A line counts if it contains the word "发酵工程" at least once. State how many such lines the records contain, giving the number alone.

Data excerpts
________________________________________
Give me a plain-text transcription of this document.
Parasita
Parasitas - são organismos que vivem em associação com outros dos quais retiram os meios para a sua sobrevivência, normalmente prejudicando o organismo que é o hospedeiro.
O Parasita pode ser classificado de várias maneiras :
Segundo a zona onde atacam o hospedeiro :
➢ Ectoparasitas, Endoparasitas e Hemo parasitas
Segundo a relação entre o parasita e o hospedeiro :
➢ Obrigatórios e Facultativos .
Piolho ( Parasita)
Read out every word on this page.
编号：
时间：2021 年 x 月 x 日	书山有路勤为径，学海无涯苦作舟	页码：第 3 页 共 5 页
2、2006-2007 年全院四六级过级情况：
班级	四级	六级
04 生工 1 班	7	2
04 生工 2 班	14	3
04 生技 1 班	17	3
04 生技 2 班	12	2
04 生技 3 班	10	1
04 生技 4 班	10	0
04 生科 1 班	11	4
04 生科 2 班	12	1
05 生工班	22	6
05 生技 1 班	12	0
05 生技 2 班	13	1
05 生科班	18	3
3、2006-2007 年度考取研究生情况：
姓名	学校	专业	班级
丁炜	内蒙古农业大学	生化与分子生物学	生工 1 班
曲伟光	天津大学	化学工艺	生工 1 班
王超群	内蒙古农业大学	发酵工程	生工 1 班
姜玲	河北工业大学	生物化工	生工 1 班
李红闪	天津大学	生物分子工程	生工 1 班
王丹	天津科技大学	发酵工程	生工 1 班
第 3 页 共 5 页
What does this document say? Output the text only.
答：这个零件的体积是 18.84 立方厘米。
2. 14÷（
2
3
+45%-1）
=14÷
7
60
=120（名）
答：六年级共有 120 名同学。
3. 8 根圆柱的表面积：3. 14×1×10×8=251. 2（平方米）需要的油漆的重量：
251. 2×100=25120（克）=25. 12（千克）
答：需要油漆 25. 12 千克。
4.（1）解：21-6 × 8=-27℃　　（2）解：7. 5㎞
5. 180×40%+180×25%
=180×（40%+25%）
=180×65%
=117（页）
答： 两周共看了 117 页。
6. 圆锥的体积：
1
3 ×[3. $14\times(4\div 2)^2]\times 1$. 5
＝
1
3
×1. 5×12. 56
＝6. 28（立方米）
________________________________________
- _FINAL ANSWER_
2